● **TASK INSTRUCTIONS**
Repeat the entries that follow verbatim, without any of their pictures.

Entries from a visual dataset:
## start

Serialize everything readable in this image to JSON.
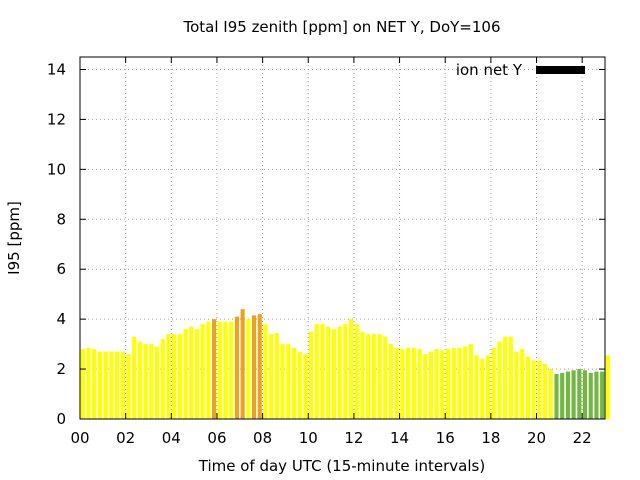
{
  "chart_data": {
    "type": "bar",
    "title": "Total I95 zenith [ppm] on NET Y, DoY=106",
    "xlabel": "Time of day UTC (15-minute intervals)",
    "ylabel": "I95 [ppm]",
    "xlim": [
      0,
      23
    ],
    "ylim": [
      0,
      14.5
    ],
    "grid": true,
    "legend": {
      "position": "top-right",
      "entries": [
        {
          "label": "ion net Y",
          "color": "#000000"
        }
      ]
    },
    "x_ticks": [
      {
        "value": 0,
        "label": "00"
      },
      {
        "value": 2,
        "label": "02"
      },
      {
        "value": 4,
        "label": "04"
      },
      {
        "value": 6,
        "label": "06"
      },
      {
        "value": 8,
        "label": "08"
      },
      {
        "value": 10,
        "label": "10"
      },
      {
        "value": 12,
        "label": "12"
      },
      {
        "value": 14,
        "label": "14"
      },
      {
        "value": 16,
        "label": "16"
      },
      {
        "value": 18,
        "label": "18"
      },
      {
        "value": 20,
        "label": "20"
      },
      {
        "value": 22,
        "label": "22"
      }
    ],
    "y_ticks": [
      {
        "value": 0,
        "label": "0"
      },
      {
        "value": 2,
        "label": "2"
      },
      {
        "value": 4,
        "label": "4"
      },
      {
        "value": 6,
        "label": "6"
      },
      {
        "value": 8,
        "label": "8"
      },
      {
        "value": 10,
        "label": "10"
      },
      {
        "value": 12,
        "label": "12"
      },
      {
        "value": 14,
        "label": "14"
      }
    ],
    "bar_interval_hours": 0.25,
    "colors": {
      "yellow": "#ffff00",
      "orange": "#f0a020",
      "green": "#70b840"
    },
    "values": [
      2.8,
      2.85,
      2.8,
      2.7,
      2.7,
      2.7,
      2.7,
      2.7,
      2.6,
      3.3,
      3.1,
      3.0,
      3.0,
      2.9,
      3.2,
      3.4,
      3.4,
      3.4,
      3.6,
      3.7,
      3.6,
      3.8,
      3.9,
      4.0,
      3.9,
      3.9,
      3.9,
      4.1,
      4.4,
      4.0,
      4.15,
      4.2,
      3.8,
      3.4,
      3.45,
      3.0,
      3.0,
      2.85,
      2.7,
      2.6,
      3.5,
      3.8,
      3.8,
      3.7,
      3.6,
      3.7,
      3.8,
      4.0,
      3.8,
      3.5,
      3.4,
      3.4,
      3.4,
      3.3,
      3.0,
      2.85,
      2.8,
      2.85,
      2.85,
      2.8,
      2.6,
      2.7,
      2.8,
      2.75,
      2.8,
      2.85,
      2.85,
      2.9,
      3.0,
      2.55,
      2.4,
      2.55,
      2.85,
      3.1,
      3.3,
      3.3,
      2.7,
      2.8,
      2.5,
      2.35,
      2.35,
      2.2,
      2.0,
      1.8,
      1.85,
      1.9,
      1.95,
      2.0,
      1.95,
      1.85,
      1.9,
      1.9,
      2.55
    ],
    "bar_colors": [
      "yellow",
      "yellow",
      "yellow",
      "yellow",
      "yellow",
      "yellow",
      "yellow",
      "yellow",
      "yellow",
      "yellow",
      "yellow",
      "yellow",
      "yellow",
      "yellow",
      "yellow",
      "yellow",
      "yellow",
      "yellow",
      "yellow",
      "yellow",
      "yellow",
      "yellow",
      "yellow",
      "orange",
      "yellow",
      "yellow",
      "yellow",
      "orange",
      "orange",
      "yellow",
      "orange",
      "orange",
      "yellow",
      "yellow",
      "yellow",
      "yellow",
      "yellow",
      "yellow",
      "yellow",
      "yellow",
      "yellow",
      "yellow",
      "yellow",
      "yellow",
      "yellow",
      "yellow",
      "yellow",
      "yellow",
      "yellow",
      "yellow",
      "yellow",
      "yellow",
      "yellow",
      "yellow",
      "yellow",
      "yellow",
      "yellow",
      "yellow",
      "yellow",
      "yellow",
      "yellow",
      "yellow",
      "yellow",
      "yellow",
      "yellow",
      "yellow",
      "yellow",
      "yellow",
      "yellow",
      "yellow",
      "yellow",
      "yellow",
      "yellow",
      "yellow",
      "yellow",
      "yellow",
      "yellow",
      "yellow",
      "yellow",
      "yellow",
      "yellow",
      "yellow",
      "yellow",
      "green",
      "green",
      "green",
      "green",
      "green",
      "green",
      "green",
      "green",
      "green",
      "yellow"
    ]
  }
}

## end

● **TASK ANSWER**
Serialize everything readable in this image to JSON.
{
  "chart_data": {
    "type": "bar",
    "title": "Total I95 zenith [ppm] on NET Y, DoY=106",
    "xlabel": "Time of day UTC (15-minute intervals)",
    "ylabel": "I95 [ppm]",
    "xlim": [
      0,
      23
    ],
    "ylim": [
      0,
      14.5
    ],
    "grid": true,
    "legend": {
      "position": "top-right",
      "entries": [
        {
          "label": "ion net Y",
          "color": "#000000"
        }
      ]
    },
    "x_ticks": [
      {
        "value": 0,
        "label": "00"
      },
      {
        "value": 2,
        "label": "02"
      },
      {
        "value": 4,
        "label": "04"
      },
      {
        "value": 6,
        "label": "06"
      },
      {
        "value": 8,
        "label": "08"
      },
      {
        "value": 10,
        "label": "10"
      },
      {
        "value": 12,
        "label": "12"
      },
      {
        "value": 14,
        "label": "14"
      },
      {
        "value": 16,
        "label": "16"
      },
      {
        "value": 18,
        "label": "18"
      },
      {
        "value": 20,
        "label": "20"
      },
      {
        "value": 22,
        "label": "22"
      }
    ],
    "y_ticks": [
      {
        "value": 0,
        "label": "0"
      },
      {
        "value": 2,
        "label": "2"
      },
      {
        "value": 4,
        "label": "4"
      },
      {
        "value": 6,
        "label": "6"
      },
      {
        "value": 8,
        "label": "8"
      },
      {
        "value": 10,
        "label": "10"
      },
      {
        "value": 12,
        "label": "12"
      },
      {
        "value": 14,
        "label": "14"
      }
    ],
    "bar_interval_hours": 0.25,
    "colors": {
      "yellow": "#ffff00",
      "orange": "#f0a020",
      "green": "#70b840"
    },
    "values": [
      2.8,
      2.85,
      2.8,
      2.7,
      2.7,
      2.7,
      2.7,
      2.7,
      2.6,
      3.3,
      3.1,
      3.0,
      3.0,
      2.9,
      3.2,
      3.4,
      3.4,
      3.4,
      3.6,
      3.7,
      3.6,
      3.8,
      3.9,
      4.0,
      3.9,
      3.9,
      3.9,
      4.1,
      4.4,
      4.0,
      4.15,
      4.2,
      3.8,
      3.4,
      3.45,
      3.0,
      3.0,
      2.85,
      2.7,
      2.6,
      3.5,
      3.8,
      3.8,
      3.7,
      3.6,
      3.7,
      3.8,
      4.0,
      3.8,
      3.5,
      3.4,
      3.4,
      3.4,
      3.3,
      3.0,
      2.85,
      2.8,
      2.85,
      2.85,
      2.8,
      2.6,
      2.7,
      2.8,
      2.75,
      2.8,
      2.85,
      2.85,
      2.9,
      3.0,
      2.55,
      2.4,
      2.55,
      2.85,
      3.1,
      3.3,
      3.3,
      2.7,
      2.8,
      2.5,
      2.35,
      2.35,
      2.2,
      2.0,
      1.8,
      1.85,
      1.9,
      1.95,
      2.0,
      1.95,
      1.85,
      1.9,
      1.9,
      2.55
    ],
    "bar_colors": [
      "yellow",
      "yellow",
      "yellow",
      "yellow",
      "yellow",
      "yellow",
      "yellow",
      "yellow",
      "yellow",
      "yellow",
      "yellow",
      "yellow",
      "yellow",
      "yellow",
      "yellow",
      "yellow",
      "yellow",
      "yellow",
      "yellow",
      "yellow",
      "yellow",
      "yellow",
      "yellow",
      "orange",
      "yellow",
      "yellow",
      "yellow",
      "orange",
      "orange",
      "yellow",
      "orange",
      "orange",
      "yellow",
      "yellow",
      "yellow",
      "yellow",
      "yellow",
      "yellow",
      "yellow",
      "yellow",
      "yellow",
      "yellow",
      "yellow",
      "yellow",
      "yellow",
      "yellow",
      "yellow",
      "yellow",
      "yellow",
      "yellow",
      "yellow",
      "yellow",
      "yellow",
      "yellow",
      "yellow",
      "yellow",
      "yellow",
      "yellow",
      "yellow",
      "yellow",
      "yellow",
      "yellow",
      "yellow",
      "yellow",
      "yellow",
      "yellow",
      "yellow",
      "yellow",
      "yellow",
      "yellow",
      "yellow",
      "yellow",
      "yellow",
      "yellow",
      "yellow",
      "yellow",
      "yellow",
      "yellow",
      "yellow",
      "yellow",
      "yellow",
      "yellow",
      "yellow",
      "green",
      "green",
      "green",
      "green",
      "green",
      "green",
      "green",
      "green",
      "green",
      "yellow"
    ]
  }
}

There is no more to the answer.